## Task statement
From the entries that follow, gather each line holding the word "fabrikkmerke".

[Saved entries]
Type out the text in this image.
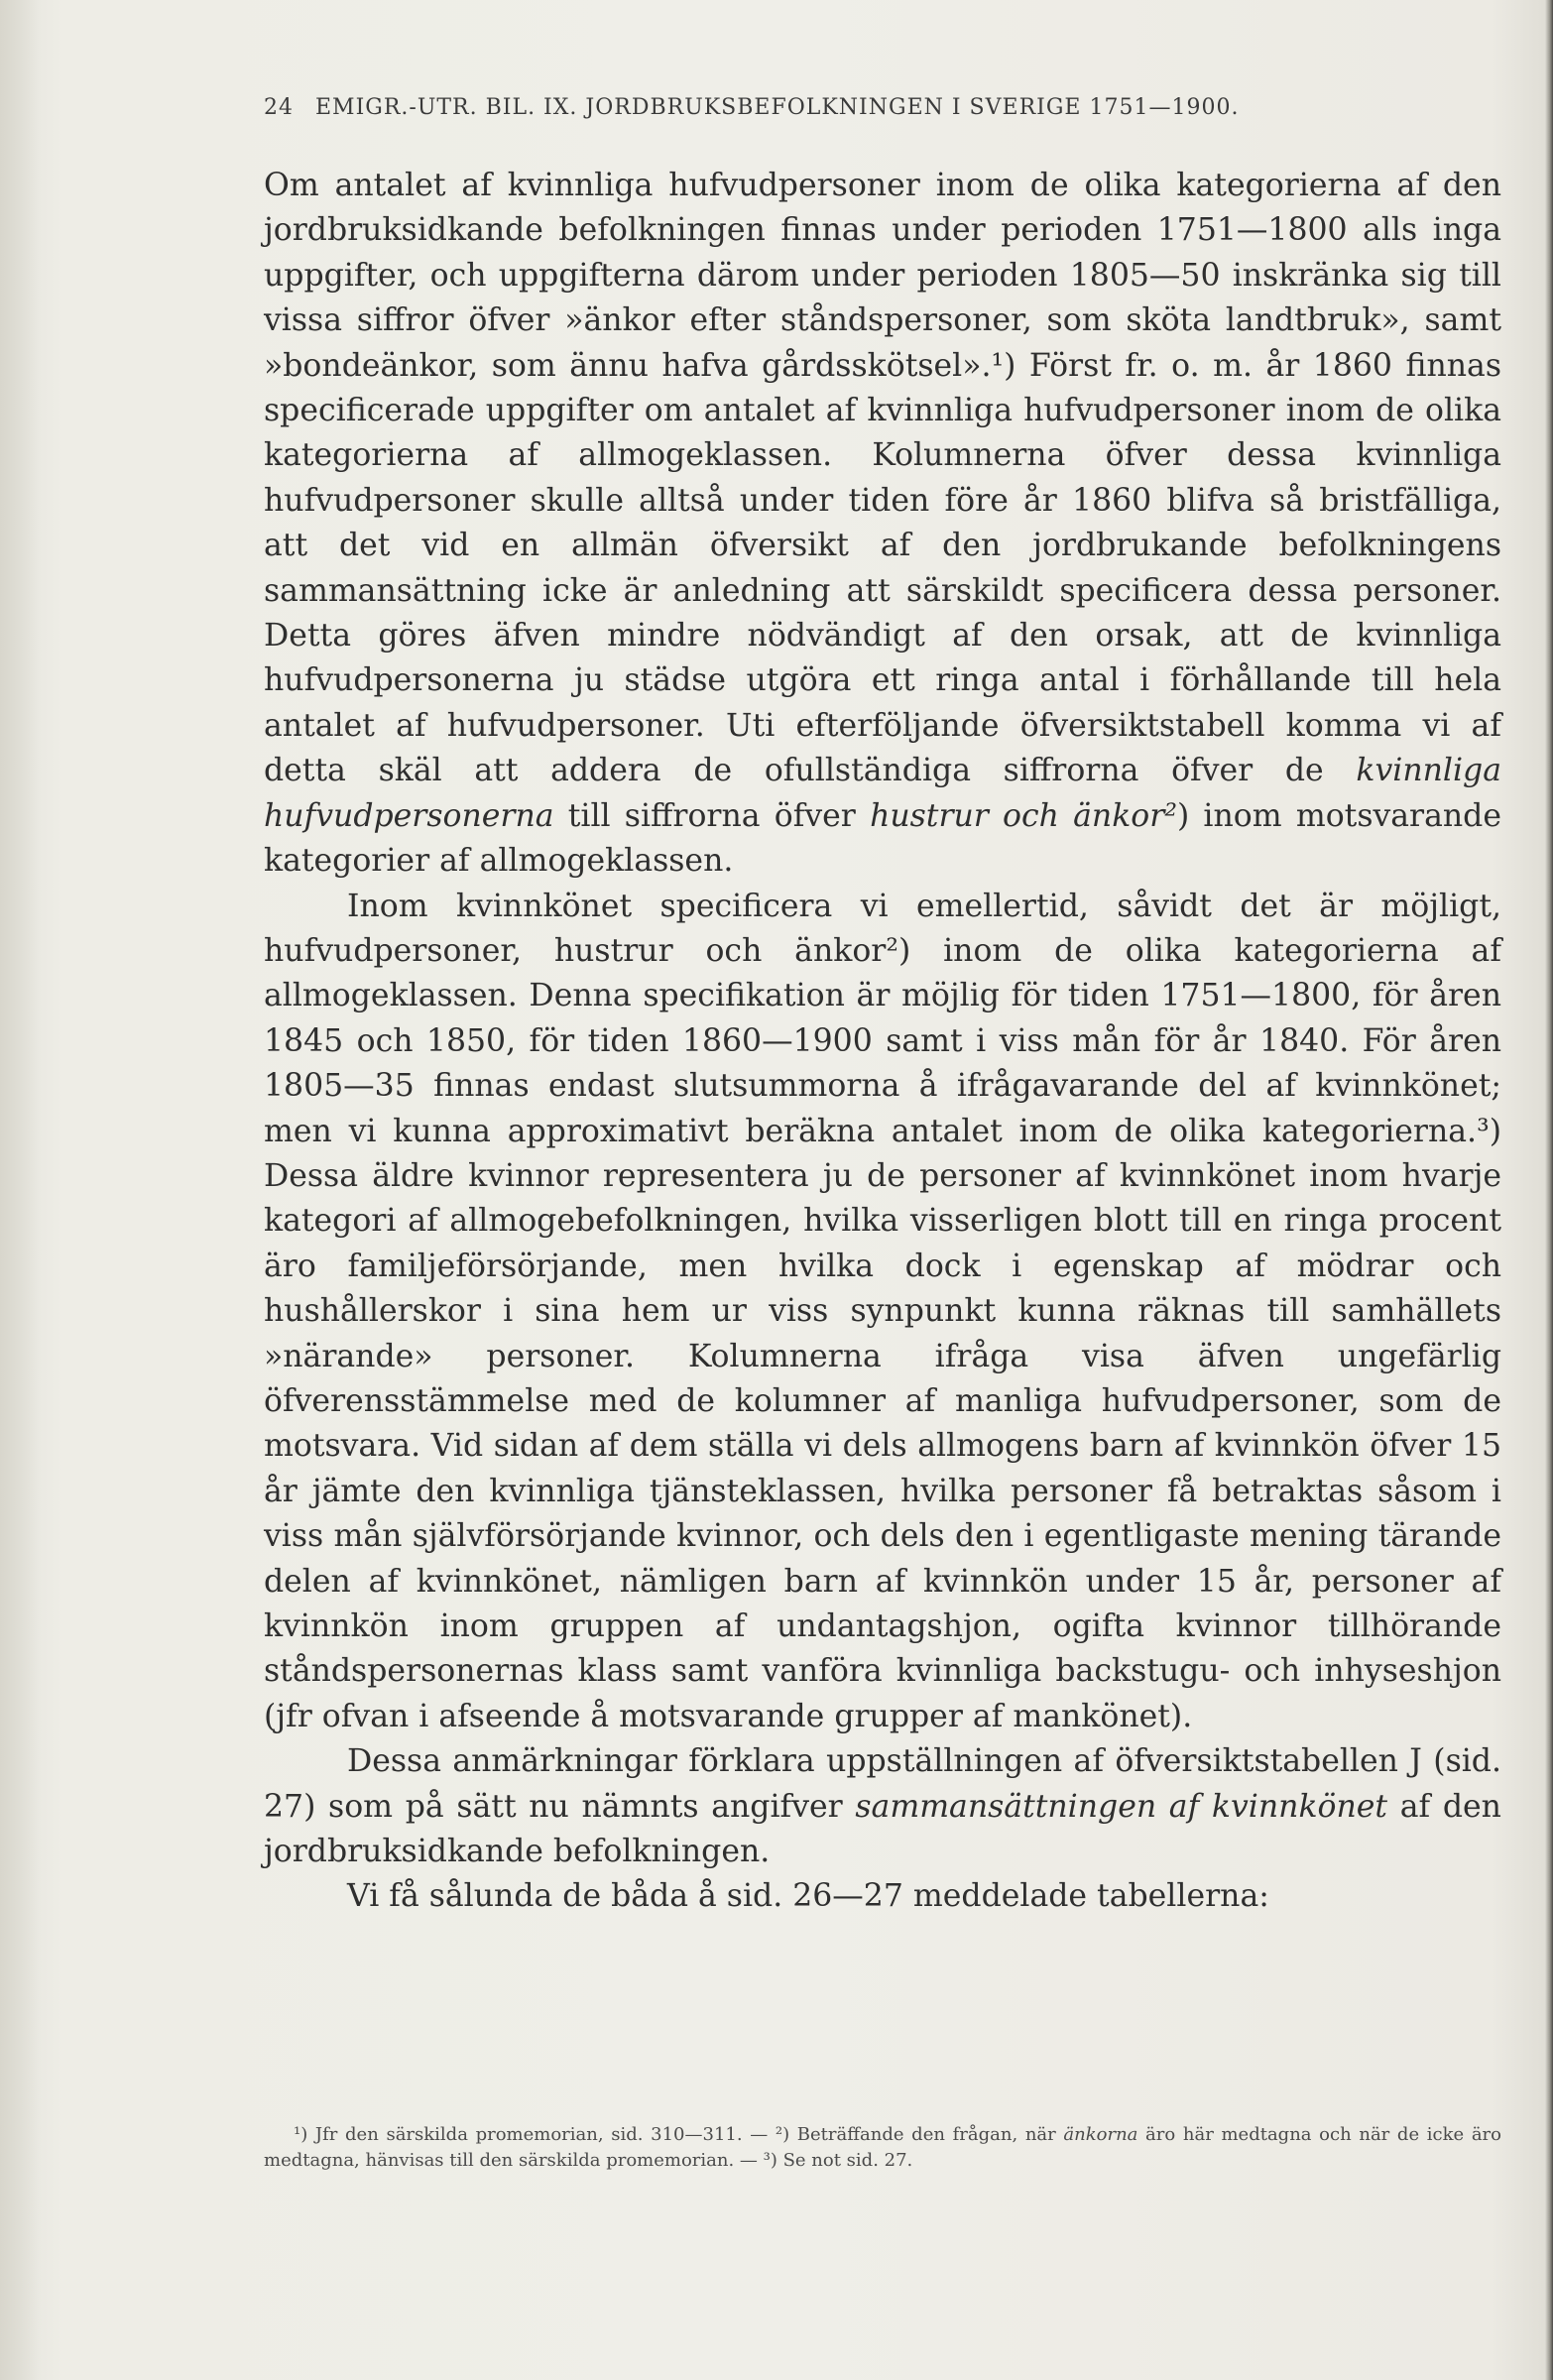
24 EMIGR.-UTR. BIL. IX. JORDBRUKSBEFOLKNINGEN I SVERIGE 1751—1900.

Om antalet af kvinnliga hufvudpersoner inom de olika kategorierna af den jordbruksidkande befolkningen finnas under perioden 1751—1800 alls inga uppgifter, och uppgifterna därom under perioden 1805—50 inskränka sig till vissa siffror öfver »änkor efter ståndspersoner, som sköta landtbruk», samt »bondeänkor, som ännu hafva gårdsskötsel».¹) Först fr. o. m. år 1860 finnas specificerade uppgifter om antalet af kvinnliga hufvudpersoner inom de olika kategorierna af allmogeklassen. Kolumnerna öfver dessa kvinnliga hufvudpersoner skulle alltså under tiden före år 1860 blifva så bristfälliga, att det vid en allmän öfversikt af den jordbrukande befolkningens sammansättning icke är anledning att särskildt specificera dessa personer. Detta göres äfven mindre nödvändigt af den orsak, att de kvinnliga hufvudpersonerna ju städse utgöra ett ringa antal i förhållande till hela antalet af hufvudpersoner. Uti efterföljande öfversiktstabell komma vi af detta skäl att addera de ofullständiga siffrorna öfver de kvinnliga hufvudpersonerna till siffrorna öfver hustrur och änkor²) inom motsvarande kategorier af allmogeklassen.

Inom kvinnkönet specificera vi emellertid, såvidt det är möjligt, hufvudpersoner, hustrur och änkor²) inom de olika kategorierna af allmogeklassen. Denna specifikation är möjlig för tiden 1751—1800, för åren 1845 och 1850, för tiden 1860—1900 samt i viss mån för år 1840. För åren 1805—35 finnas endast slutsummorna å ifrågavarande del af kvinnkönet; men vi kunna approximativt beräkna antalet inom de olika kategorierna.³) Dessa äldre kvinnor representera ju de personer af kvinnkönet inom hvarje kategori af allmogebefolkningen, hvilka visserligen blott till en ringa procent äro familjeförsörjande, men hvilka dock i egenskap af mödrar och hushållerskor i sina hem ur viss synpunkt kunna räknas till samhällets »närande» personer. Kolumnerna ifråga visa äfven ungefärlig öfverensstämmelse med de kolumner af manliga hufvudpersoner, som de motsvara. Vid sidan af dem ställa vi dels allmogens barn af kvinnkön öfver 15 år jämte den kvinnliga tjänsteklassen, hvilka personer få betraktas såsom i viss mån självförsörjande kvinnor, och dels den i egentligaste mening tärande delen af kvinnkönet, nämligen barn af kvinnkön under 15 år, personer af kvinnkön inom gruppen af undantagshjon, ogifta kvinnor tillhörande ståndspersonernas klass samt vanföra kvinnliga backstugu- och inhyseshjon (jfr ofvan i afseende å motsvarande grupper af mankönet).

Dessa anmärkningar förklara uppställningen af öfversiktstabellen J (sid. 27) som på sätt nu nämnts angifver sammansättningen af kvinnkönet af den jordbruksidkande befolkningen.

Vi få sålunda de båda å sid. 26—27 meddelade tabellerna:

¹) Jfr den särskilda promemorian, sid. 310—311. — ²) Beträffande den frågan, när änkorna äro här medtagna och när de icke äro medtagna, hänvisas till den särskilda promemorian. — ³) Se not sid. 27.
--
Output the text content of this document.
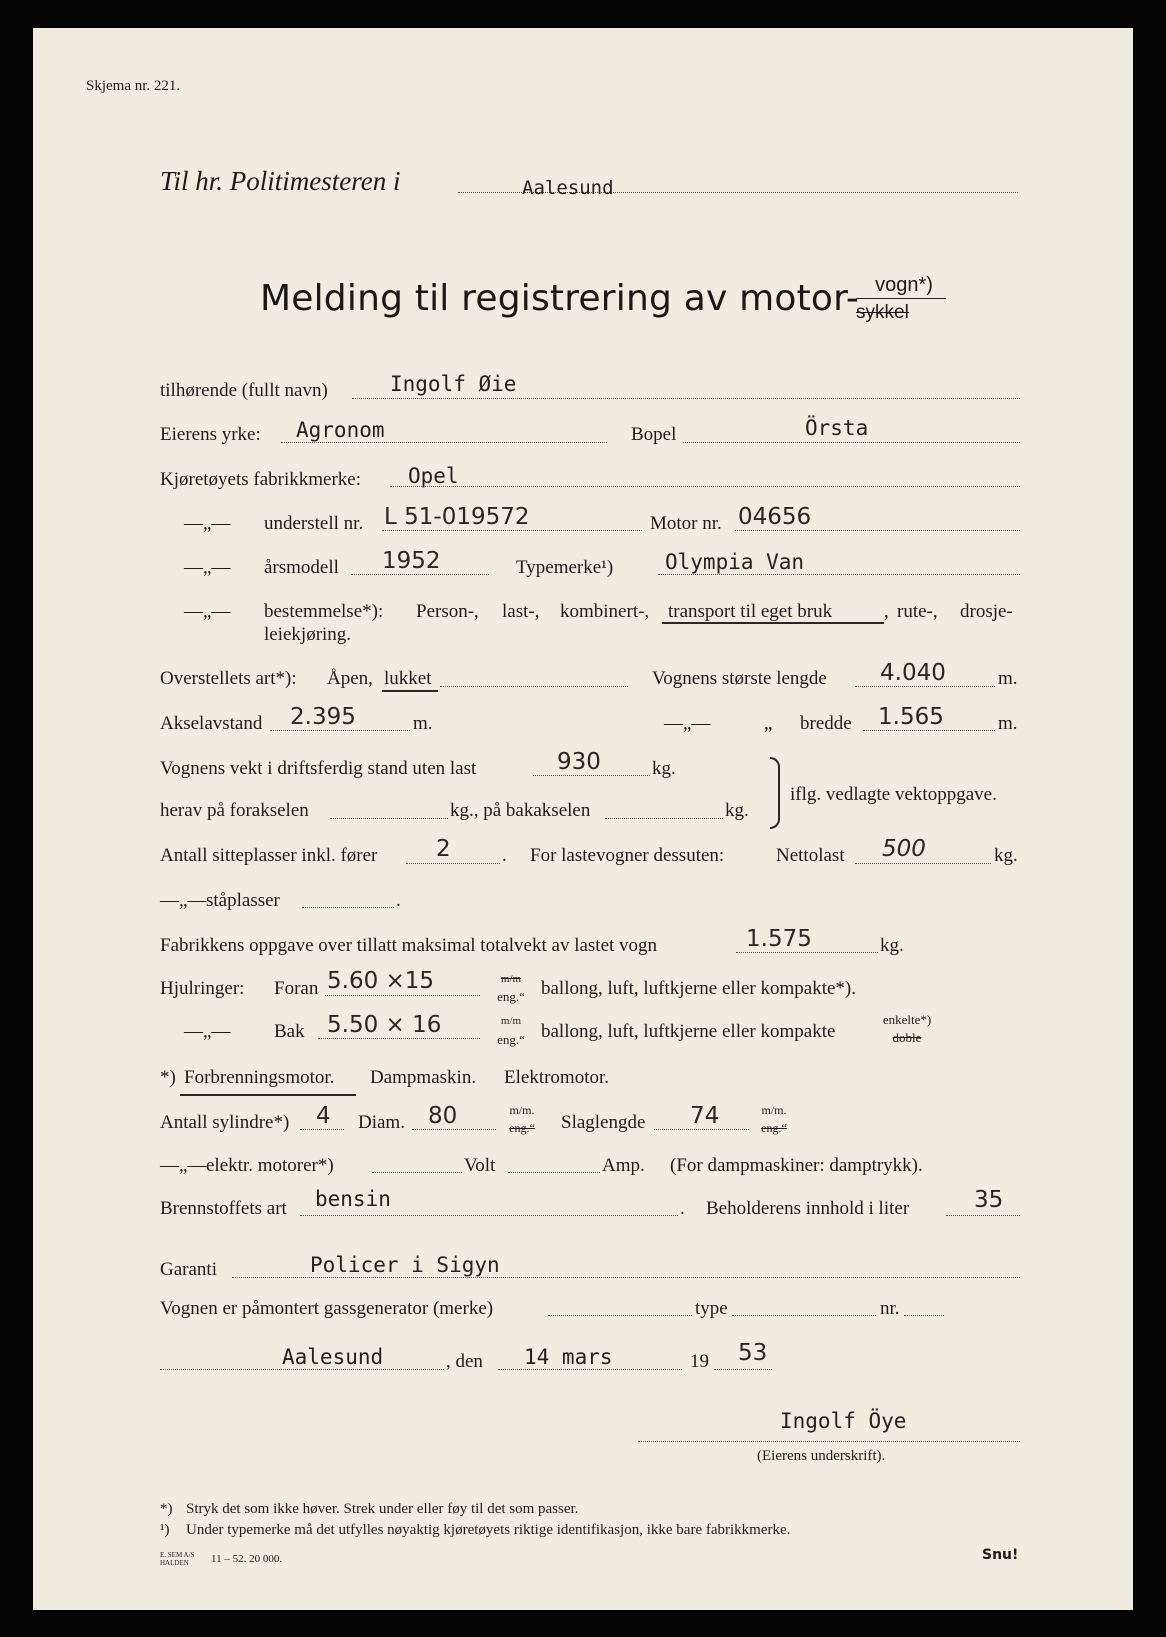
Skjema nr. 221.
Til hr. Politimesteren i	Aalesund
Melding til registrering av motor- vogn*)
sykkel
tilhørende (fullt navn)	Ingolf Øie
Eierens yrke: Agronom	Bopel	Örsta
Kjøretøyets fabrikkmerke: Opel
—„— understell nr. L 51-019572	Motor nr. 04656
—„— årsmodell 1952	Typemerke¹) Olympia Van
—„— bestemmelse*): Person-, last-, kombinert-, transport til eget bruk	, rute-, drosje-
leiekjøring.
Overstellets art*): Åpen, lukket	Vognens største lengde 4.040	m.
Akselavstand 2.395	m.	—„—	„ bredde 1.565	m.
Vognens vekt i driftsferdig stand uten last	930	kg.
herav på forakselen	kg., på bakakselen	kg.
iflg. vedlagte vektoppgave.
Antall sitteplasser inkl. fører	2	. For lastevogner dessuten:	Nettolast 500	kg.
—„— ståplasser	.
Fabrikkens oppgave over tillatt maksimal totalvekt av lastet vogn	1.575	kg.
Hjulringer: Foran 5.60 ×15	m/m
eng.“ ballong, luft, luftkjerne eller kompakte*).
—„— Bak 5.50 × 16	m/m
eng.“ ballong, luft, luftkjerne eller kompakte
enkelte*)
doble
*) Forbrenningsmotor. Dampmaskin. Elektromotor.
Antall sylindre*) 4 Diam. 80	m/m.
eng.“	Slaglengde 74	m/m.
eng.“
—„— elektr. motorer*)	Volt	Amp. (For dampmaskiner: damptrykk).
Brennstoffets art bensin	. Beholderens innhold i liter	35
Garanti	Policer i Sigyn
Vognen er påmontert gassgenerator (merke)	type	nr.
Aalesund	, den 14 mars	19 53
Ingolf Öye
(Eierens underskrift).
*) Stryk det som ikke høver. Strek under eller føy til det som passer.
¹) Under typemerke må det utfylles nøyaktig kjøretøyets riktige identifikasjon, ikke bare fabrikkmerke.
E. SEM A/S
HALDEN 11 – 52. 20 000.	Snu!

## Exercise solution
Kjøretøyets fabrikkmerke: Opel
¹) Under typemerke må det utfylles nøyaktig kjøretøyets riktige identifikasjon, ikke bare fabrikkmerke.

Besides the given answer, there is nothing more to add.